AIM - Copy every line of the listing exactly.
Begin ENTRIES
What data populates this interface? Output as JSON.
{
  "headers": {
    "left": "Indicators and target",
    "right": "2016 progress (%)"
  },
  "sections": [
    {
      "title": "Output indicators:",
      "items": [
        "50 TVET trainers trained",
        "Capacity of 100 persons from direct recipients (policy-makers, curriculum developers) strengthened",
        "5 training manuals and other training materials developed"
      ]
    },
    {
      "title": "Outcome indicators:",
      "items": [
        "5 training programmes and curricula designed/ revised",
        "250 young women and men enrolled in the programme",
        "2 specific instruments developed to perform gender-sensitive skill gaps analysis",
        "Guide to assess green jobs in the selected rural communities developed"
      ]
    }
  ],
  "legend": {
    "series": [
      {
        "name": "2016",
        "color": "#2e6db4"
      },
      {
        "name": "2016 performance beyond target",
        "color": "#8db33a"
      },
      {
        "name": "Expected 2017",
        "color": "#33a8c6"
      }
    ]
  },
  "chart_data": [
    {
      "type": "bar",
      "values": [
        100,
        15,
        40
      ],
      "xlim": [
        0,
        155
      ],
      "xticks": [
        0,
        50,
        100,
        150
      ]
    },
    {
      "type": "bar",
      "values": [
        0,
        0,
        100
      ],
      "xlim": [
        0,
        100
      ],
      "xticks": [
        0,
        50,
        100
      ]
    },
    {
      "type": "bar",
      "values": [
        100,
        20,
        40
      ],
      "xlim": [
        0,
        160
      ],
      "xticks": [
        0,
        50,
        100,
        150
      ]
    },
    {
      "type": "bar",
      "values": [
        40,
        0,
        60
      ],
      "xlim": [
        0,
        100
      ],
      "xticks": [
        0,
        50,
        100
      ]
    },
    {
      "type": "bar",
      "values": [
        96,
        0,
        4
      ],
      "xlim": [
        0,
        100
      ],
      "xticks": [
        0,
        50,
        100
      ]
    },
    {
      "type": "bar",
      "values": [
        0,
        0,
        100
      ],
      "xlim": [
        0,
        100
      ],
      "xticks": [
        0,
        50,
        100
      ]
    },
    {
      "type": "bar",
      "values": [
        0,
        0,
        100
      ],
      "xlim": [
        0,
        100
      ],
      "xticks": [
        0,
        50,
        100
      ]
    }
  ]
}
End ENTRIES
REPLY TO THE TASK -
What data populates this interface? Output as JSON.
{
  "headers": {
    "left": "Indicators and target",
    "right": "2016 progress (%)"
  },
  "sections": [
    {
      "title": "Output indicators:",
      "items": [
        "50 TVET trainers trained",
        "Capacity of 100 persons from direct recipients (policy-makers, curriculum developers) strengthened",
        "5 training manuals and other training materials developed"
      ]
    },
    {
      "title": "Outcome indicators:",
      "items": [
        "5 training programmes and curricula designed/ revised",
        "250 young women and men enrolled in the programme",
        "2 specific instruments developed to perform gender-sensitive skill gaps analysis",
        "Guide to assess green jobs in the selected rural communities developed"
      ]
    }
  ],
  "legend": {
    "series": [
      {
        "name": "2016",
        "color": "#2e6db4"
      },
      {
        "name": "2016 performance beyond target",
        "color": "#8db33a"
      },
      {
        "name": "Expected 2017",
        "color": "#33a8c6"
      }
    ]
  },
  "chart_data": [
    {
      "type": "bar",
      "values": [
        100,
        15,
        40
      ],
      "xlim": [
        0,
        155
      ],
      "xticks": [
        0,
        50,
        100,
        150
      ]
    },
    {
      "type": "bar",
      "values": [
        0,
        0,
        100
      ],
      "xlim": [
        0,
        100
      ],
      "xticks": [
        0,
        50,
        100
      ]
    },
    {
      "type": "bar",
      "values": [
        100,
        20,
        40
      ],
      "xlim": [
        0,
        160
      ],
      "xticks": [
        0,
        50,
        100,
        150
      ]
    },
    {
      "type": "bar",
      "values": [
        40,
        0,
        60
      ],
      "xlim": [
        0,
        100
      ],
      "xticks": [
        0,
        50,
        100
      ]
    },
    {
      "type": "bar",
      "values": [
        96,
        0,
        4
      ],
      "xlim": [
        0,
        100
      ],
      "xticks": [
        0,
        50,
        100
      ]
    },
    {
      "type": "bar",
      "values": [
        0,
        0,
        100
      ],
      "xlim": [
        0,
        100
      ],
      "xticks": [
        0,
        50,
        100
      ]
    },
    {
      "type": "bar",
      "values": [
        0,
        0,
        100
      ],
      "xlim": [
        0,
        100
      ],
      "xticks": [
        0,
        50,
        100
      ]
    }
  ]
}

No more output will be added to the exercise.